RECORDS TO USE:
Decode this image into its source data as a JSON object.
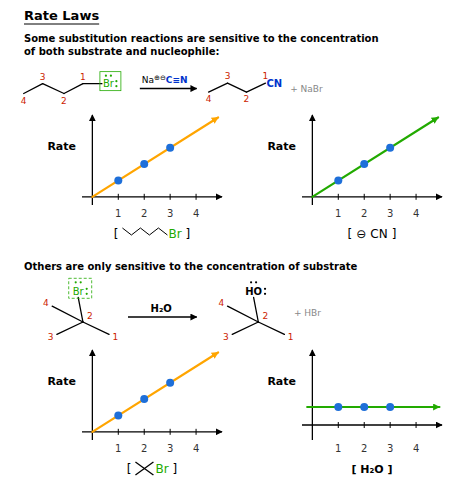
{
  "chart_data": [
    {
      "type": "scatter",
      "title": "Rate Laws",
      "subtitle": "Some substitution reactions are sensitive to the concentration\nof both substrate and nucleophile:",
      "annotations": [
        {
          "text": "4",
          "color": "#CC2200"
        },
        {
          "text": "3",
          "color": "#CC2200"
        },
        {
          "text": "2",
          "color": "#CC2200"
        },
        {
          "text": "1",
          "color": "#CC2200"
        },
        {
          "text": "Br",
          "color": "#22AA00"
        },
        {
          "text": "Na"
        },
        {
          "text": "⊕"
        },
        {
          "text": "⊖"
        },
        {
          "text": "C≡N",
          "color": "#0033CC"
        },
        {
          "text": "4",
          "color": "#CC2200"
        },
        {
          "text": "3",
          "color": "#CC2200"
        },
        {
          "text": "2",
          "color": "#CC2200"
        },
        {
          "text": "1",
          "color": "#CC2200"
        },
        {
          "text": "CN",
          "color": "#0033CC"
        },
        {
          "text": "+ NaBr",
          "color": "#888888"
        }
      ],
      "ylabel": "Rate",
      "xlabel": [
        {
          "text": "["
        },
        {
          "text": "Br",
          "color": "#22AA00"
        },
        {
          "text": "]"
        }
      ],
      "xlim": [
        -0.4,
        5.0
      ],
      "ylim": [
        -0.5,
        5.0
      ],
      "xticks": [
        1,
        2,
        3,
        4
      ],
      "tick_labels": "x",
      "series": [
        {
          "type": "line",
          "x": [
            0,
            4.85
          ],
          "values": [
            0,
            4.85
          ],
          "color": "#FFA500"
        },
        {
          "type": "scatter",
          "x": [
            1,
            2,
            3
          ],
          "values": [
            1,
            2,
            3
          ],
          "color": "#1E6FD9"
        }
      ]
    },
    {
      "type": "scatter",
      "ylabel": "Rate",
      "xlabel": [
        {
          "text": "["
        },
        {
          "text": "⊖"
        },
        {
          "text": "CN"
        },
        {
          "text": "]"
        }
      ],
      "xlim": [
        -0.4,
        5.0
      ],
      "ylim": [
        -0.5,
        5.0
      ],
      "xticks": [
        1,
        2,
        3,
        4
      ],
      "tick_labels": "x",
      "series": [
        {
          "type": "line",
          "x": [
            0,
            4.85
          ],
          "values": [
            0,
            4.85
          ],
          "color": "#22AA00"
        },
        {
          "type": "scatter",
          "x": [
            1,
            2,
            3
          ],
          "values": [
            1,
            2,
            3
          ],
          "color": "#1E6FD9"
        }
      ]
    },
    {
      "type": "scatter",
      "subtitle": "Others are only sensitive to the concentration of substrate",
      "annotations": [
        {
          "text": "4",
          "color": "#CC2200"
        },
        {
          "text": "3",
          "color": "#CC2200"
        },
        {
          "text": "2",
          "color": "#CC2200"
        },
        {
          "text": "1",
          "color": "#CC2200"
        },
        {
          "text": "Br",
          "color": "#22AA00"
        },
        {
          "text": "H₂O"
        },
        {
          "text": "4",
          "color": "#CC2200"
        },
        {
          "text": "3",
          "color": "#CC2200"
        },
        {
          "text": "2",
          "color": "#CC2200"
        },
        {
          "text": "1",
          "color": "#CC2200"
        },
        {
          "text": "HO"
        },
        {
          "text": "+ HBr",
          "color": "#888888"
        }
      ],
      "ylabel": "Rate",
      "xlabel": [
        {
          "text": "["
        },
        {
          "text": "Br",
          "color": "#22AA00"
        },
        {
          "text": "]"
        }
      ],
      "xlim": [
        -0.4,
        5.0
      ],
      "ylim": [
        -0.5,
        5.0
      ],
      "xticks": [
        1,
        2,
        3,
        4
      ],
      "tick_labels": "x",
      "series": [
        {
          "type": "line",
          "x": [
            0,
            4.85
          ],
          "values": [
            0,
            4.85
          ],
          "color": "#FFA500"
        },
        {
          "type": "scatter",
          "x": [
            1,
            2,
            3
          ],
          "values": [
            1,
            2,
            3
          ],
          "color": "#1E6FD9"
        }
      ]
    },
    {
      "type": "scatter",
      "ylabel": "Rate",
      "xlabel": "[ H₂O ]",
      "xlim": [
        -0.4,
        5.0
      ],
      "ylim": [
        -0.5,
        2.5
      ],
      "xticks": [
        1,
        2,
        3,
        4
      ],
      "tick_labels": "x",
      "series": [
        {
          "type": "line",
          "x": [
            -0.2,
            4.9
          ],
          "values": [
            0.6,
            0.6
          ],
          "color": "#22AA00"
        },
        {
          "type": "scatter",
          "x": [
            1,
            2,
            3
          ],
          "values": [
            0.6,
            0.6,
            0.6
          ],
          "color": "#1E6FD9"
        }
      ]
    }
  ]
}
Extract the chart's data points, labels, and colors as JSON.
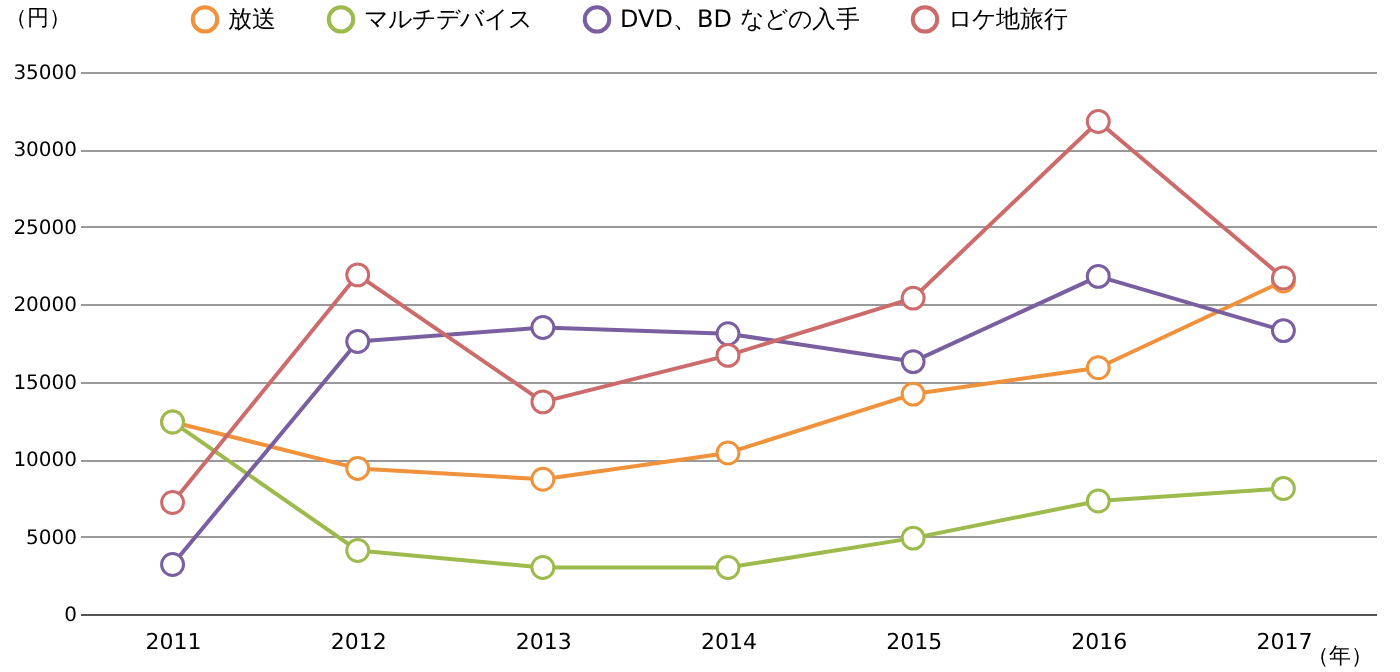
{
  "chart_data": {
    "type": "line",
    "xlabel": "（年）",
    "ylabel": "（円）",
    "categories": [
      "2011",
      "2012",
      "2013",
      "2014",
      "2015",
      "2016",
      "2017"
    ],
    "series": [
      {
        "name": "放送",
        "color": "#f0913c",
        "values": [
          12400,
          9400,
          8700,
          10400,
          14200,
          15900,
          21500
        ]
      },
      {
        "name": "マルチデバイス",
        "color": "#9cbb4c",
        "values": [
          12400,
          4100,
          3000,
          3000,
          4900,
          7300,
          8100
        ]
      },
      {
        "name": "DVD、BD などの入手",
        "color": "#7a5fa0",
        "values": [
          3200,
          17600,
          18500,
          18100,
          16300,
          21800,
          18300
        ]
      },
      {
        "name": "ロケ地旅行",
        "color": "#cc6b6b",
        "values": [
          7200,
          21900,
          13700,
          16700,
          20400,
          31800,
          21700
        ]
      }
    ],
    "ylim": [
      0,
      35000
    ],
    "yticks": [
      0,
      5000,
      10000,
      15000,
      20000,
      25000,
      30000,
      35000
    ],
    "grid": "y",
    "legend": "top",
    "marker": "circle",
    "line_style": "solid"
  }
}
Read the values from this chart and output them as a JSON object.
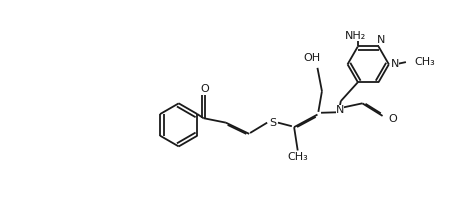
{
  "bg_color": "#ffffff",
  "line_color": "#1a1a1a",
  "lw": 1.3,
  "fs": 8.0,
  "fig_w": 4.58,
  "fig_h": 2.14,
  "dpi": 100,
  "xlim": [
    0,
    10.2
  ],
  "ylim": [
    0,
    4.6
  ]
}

STATED TASK:
Find every line of the data that holds the string "sensitive", then say how many there are and nothing else.

IN RESPONSE:
2